Copy every line of the following data that includes the string "COOL".

— start —

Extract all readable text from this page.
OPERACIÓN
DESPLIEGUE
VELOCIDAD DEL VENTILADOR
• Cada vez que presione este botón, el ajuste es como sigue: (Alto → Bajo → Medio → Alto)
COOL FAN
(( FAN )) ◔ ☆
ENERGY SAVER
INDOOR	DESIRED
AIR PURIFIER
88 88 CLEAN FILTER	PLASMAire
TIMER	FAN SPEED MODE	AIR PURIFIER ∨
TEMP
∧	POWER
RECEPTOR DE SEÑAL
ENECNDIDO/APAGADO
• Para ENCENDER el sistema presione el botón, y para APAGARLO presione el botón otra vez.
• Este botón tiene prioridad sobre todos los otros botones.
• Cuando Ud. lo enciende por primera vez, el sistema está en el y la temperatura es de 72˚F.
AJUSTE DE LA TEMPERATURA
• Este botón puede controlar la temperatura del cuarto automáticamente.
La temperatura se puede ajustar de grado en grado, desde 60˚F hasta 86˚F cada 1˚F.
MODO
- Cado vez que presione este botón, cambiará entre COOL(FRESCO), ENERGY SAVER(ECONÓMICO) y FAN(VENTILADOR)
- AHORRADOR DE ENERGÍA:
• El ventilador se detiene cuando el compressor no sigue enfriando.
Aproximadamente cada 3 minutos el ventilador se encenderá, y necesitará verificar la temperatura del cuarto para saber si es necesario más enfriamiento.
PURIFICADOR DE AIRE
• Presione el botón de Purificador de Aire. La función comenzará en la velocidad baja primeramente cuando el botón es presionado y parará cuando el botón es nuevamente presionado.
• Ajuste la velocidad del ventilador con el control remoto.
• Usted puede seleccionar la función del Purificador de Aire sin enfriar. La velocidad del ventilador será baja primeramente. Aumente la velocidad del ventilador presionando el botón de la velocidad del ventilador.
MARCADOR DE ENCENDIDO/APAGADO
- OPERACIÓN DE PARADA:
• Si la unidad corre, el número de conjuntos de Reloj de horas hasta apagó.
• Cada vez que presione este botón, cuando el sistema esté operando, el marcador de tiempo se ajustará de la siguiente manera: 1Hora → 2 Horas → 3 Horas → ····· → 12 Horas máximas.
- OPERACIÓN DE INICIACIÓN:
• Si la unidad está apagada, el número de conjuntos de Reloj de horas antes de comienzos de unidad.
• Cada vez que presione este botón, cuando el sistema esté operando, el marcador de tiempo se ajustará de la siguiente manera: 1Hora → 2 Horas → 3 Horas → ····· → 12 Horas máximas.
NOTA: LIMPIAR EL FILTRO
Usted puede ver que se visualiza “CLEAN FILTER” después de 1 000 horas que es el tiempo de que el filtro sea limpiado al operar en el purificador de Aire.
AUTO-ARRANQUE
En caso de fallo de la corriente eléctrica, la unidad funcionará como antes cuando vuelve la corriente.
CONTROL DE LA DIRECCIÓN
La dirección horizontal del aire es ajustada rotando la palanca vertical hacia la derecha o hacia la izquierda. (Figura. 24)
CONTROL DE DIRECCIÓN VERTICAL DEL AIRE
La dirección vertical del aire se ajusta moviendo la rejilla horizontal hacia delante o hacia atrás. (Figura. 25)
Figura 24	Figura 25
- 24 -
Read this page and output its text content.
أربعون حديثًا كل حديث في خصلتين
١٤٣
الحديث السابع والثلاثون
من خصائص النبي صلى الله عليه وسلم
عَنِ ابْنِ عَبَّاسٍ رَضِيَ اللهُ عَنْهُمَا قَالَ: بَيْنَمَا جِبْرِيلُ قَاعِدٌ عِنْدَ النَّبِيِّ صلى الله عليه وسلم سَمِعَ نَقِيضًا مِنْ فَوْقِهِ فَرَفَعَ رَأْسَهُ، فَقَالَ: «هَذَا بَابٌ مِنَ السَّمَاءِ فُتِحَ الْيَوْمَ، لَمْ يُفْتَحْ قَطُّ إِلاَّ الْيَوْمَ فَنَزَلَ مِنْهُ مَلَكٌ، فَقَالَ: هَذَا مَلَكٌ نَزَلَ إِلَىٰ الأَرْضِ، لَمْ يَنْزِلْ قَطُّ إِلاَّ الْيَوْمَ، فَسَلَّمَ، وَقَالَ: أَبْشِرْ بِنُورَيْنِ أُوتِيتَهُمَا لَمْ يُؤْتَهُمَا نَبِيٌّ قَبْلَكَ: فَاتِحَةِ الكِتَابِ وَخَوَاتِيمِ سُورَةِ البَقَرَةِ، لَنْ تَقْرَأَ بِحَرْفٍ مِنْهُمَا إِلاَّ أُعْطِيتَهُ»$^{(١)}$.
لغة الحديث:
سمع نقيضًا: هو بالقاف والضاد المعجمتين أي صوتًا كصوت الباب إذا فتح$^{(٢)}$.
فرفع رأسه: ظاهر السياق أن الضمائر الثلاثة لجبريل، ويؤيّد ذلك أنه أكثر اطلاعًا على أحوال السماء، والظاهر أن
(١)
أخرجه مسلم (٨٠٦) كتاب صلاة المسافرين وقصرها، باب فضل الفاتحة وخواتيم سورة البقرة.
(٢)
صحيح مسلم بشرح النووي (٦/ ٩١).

— end —

### Output for this task
COOL FAN
- Cado vez que presione este botón, cambiará entre COOL(FRESCO), ENERGY SAVER(ECONÓMICO) y FAN(VENTILADOR)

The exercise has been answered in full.